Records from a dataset
________________________

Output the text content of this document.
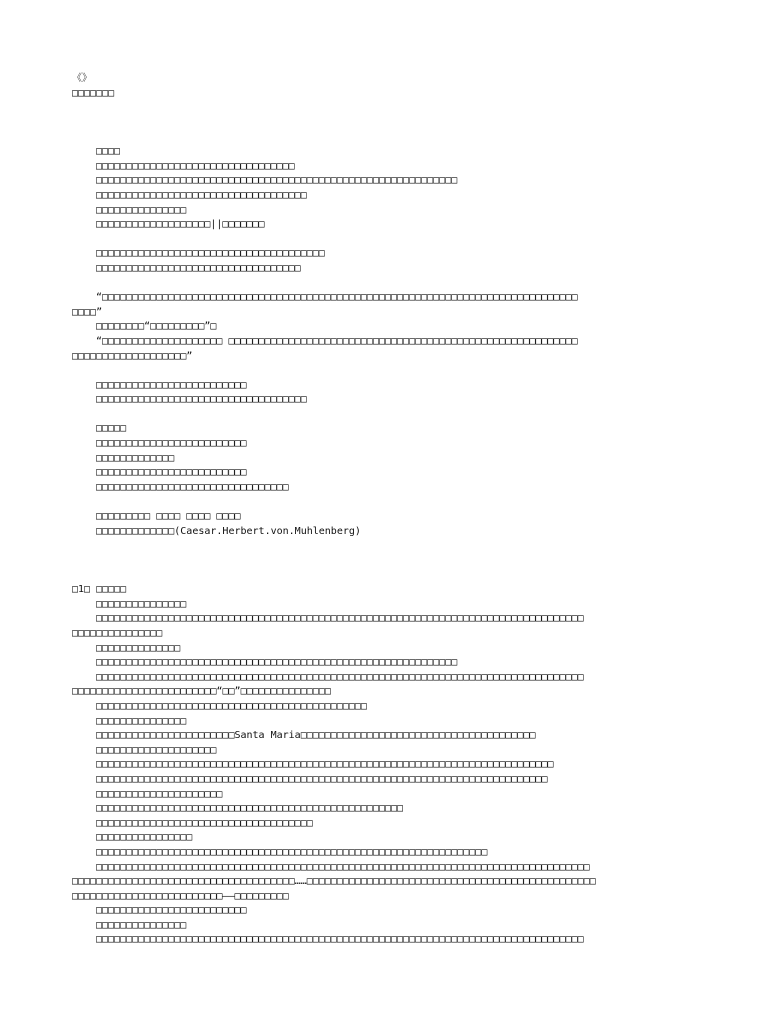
《》
□□□□□□□
□□□□
□□□□□□□□□□□□□□□□□□□□□□□□□□□□□□□□□
□□□□□□□□□□□□□□□□□□□□□□□□□□□□□□□□□□□□□□□□□□□□□□□□□□□□□□□□□□□□
□□□□□□□□□□□□□□□□□□□□□□□□□□□□□□□□□□□
□□□□□□□□□□□□□□□
□□□□□□□□□□□□□□□□□□□||□□□□□□□
□□□□□□□□□□□□□□□□□□□□□□□□□□□□□□□□□□□□□□
□□□□□□□□□□□□□□□□□□□□□□□□□□□□□□□□□□
“□□□□□□□□□□□□□□□□□□□□□□□□□□□□□□□□□□□□□□□□□□□□□□□□□□□□□□□□□□□□□□□□□□□□□□□□□□□□□□□
□□□□”
□□□□□□□□“□□□□□□□□□”□
“□□□□□□□□□□□□□□□□□□□□ □□□□□□□□□□□□□□□□□□□□□□□□□□□□□□□□□□□□□□□□□□□□□□□□□□□□□□□□□□
□□□□□□□□□□□□□□□□□□□”
□□□□□□□□□□□□□□□□□□□□□□□□□
□□□□□□□□□□□□□□□□□□□□□□□□□□□□□□□□□□□
□□□□□
□□□□□□□□□□□□□□□□□□□□□□□□□
□□□□□□□□□□□□□
□□□□□□□□□□□□□□□□□□□□□□□□□
□□□□□□□□□□□□□□□□□□□□□□□□□□□□□□□□
□□□□□□□□□ □□□□ □□□□ □□□□
□□□□□□□□□□□□□(Caesar.Herbert.von.Muhlenberg)
□1□ □□□□□
□□□□□□□□□□□□□□□
□□□□□□□□□□□□□□□□□□□□□□□□□□□□□□□□□□□□□□□□□□□□□□□□□□□□□□□□□□□□□□□□□□□□□□□□□□□□□□□□□
□□□□□□□□□□□□□□□
□□□□□□□□□□□□□□
□□□□□□□□□□□□□□□□□□□□□□□□□□□□□□□□□□□□□□□□□□□□□□□□□□□□□□□□□□□□
□□□□□□□□□□□□□□□□□□□□□□□□□□□□□□□□□□□□□□□□□□□□□□□□□□□□□□□□□□□□□□□□□□□□□□□□□□□□□□□□□
□□□□□□□□□□□□□□□□□□□□□□□□“□□”□□□□□□□□□□□□□□□
□□□□□□□□□□□□□□□□□□□□□□□□□□□□□□□□□□□□□□□□□□□□□
□□□□□□□□□□□□□□□
□□□□□□□□□□□□□□□□□□□□□□□Santa Maria□□□□□□□□□□□□□□□□□□□□□□□□□□□□□□□□□□□□□□□
□□□□□□□□□□□□□□□□□□□□
□□□□□□□□□□□□□□□□□□□□□□□□□□□□□□□□□□□□□□□□□□□□□□□□□□□□□□□□□□□□□□□□□□□□□□□□□□□□
□□□□□□□□□□□□□□□□□□□□□□□□□□□□□□□□□□□□□□□□□□□□□□□□□□□□□□□□□□□□□□□□□□□□□□□□□□□
□□□□□□□□□□□□□□□□□□□□□
□□□□□□□□□□□□□□□□□□□□□□□□□□□□□□□□□□□□□□□□□□□□□□□□□□□
□□□□□□□□□□□□□□□□□□□□□□□□□□□□□□□□□□□□
□□□□□□□□□□□□□□□□
□□□□□□□□□□□□□□□□□□□□□□□□□□□□□□□□□□□□□□□□□□□□□□□□□□□□□□□□□□□□□□□□□
□□□□□□□□□□□□□□□□□□□□□□□□□□□□□□□□□□□□□□□□□□□□□□□□□□□□□□□□□□□□□□□□□□□□□□□□□□□□□□□□□□
□□□□□□□□□□□□□□□□□□□□□□□□□□□□□□□□□□□□□……□□□□□□□□□□□□□□□□□□□□□□□□□□□□□□□□□□□□□□□□□□□□□□□□
□□□□□□□□□□□□□□□□□□□□□□□□□——□□□□□□□□□
□□□□□□□□□□□□□□□□□□□□□□□□□
□□□□□□□□□□□□□□□
□□□□□□□□□□□□□□□□□□□□□□□□□□□□□□□□□□□□□□□□□□□□□□□□□□□□□□□□□□□□□□□□□□□□□□□□□□□□□□□□□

________________________

Task brief - Repeat all of the records verbatim, leaving out the pictures.

Completed task -
Output the text content of this document.
《》
□□□□□□□
□□□□
□□□□□□□□□□□□□□□□□□□□□□□□□□□□□□□□□
□□□□□□□□□□□□□□□□□□□□□□□□□□□□□□□□□□□□□□□□□□□□□□□□□□□□□□□□□□□□
□□□□□□□□□□□□□□□□□□□□□□□□□□□□□□□□□□□
□□□□□□□□□□□□□□□
□□□□□□□□□□□□□□□□□□□||□□□□□□□
□□□□□□□□□□□□□□□□□□□□□□□□□□□□□□□□□□□□□□
□□□□□□□□□□□□□□□□□□□□□□□□□□□□□□□□□□
“□□□□□□□□□□□□□□□□□□□□□□□□□□□□□□□□□□□□□□□□□□□□□□□□□□□□□□□□□□□□□□□□□□□□□□□□□□□□□□□
□□□□”
□□□□□□□□“□□□□□□□□□”□
“□□□□□□□□□□□□□□□□□□□□ □□□□□□□□□□□□□□□□□□□□□□□□□□□□□□□□□□□□□□□□□□□□□□□□□□□□□□□□□□
□□□□□□□□□□□□□□□□□□□”
□□□□□□□□□□□□□□□□□□□□□□□□□
□□□□□□□□□□□□□□□□□□□□□□□□□□□□□□□□□□□
□□□□□
□□□□□□□□□□□□□□□□□□□□□□□□□
□□□□□□□□□□□□□
□□□□□□□□□□□□□□□□□□□□□□□□□
□□□□□□□□□□□□□□□□□□□□□□□□□□□□□□□□
□□□□□□□□□ □□□□ □□□□ □□□□
□□□□□□□□□□□□□(Caesar.Herbert.von.Muhlenberg)
□1□ □□□□□
□□□□□□□□□□□□□□□
□□□□□□□□□□□□□□□□□□□□□□□□□□□□□□□□□□□□□□□□□□□□□□□□□□□□□□□□□□□□□□□□□□□□□□□□□□□□□□□□□
□□□□□□□□□□□□□□□
□□□□□□□□□□□□□□
□□□□□□□□□□□□□□□□□□□□□□□□□□□□□□□□□□□□□□□□□□□□□□□□□□□□□□□□□□□□
□□□□□□□□□□□□□□□□□□□□□□□□□□□□□□□□□□□□□□□□□□□□□□□□□□□□□□□□□□□□□□□□□□□□□□□□□□□□□□□□□
□□□□□□□□□□□□□□□□□□□□□□□□“□□”□□□□□□□□□□□□□□□
□□□□□□□□□□□□□□□□□□□□□□□□□□□□□□□□□□□□□□□□□□□□□
□□□□□□□□□□□□□□□
□□□□□□□□□□□□□□□□□□□□□□□Santa Maria□□□□□□□□□□□□□□□□□□□□□□□□□□□□□□□□□□□□□□□
□□□□□□□□□□□□□□□□□□□□
□□□□□□□□□□□□□□□□□□□□□□□□□□□□□□□□□□□□□□□□□□□□□□□□□□□□□□□□□□□□□□□□□□□□□□□□□□□□
□□□□□□□□□□□□□□□□□□□□□□□□□□□□□□□□□□□□□□□□□□□□□□□□□□□□□□□□□□□□□□□□□□□□□□□□□□□
□□□□□□□□□□□□□□□□□□□□□
□□□□□□□□□□□□□□□□□□□□□□□□□□□□□□□□□□□□□□□□□□□□□□□□□□□
□□□□□□□□□□□□□□□□□□□□□□□□□□□□□□□□□□□□
□□□□□□□□□□□□□□□□
□□□□□□□□□□□□□□□□□□□□□□□□□□□□□□□□□□□□□□□□□□□□□□□□□□□□□□□□□□□□□□□□□
□□□□□□□□□□□□□□□□□□□□□□□□□□□□□□□□□□□□□□□□□□□□□□□□□□□□□□□□□□□□□□□□□□□□□□□□□□□□□□□□□□
□□□□□□□□□□□□□□□□□□□□□□□□□□□□□□□□□□□□□……□□□□□□□□□□□□□□□□□□□□□□□□□□□□□□□□□□□□□□□□□□□□□□□□
□□□□□□□□□□□□□□□□□□□□□□□□□——□□□□□□□□□
□□□□□□□□□□□□□□□□□□□□□□□□□
□□□□□□□□□□□□□□□
□□□□□□□□□□□□□□□□□□□□□□□□□□□□□□□□□□□□□□□□□□□□□□□□□□□□□□□□□□□□□□□□□□□□□□□□□□□□□□□□□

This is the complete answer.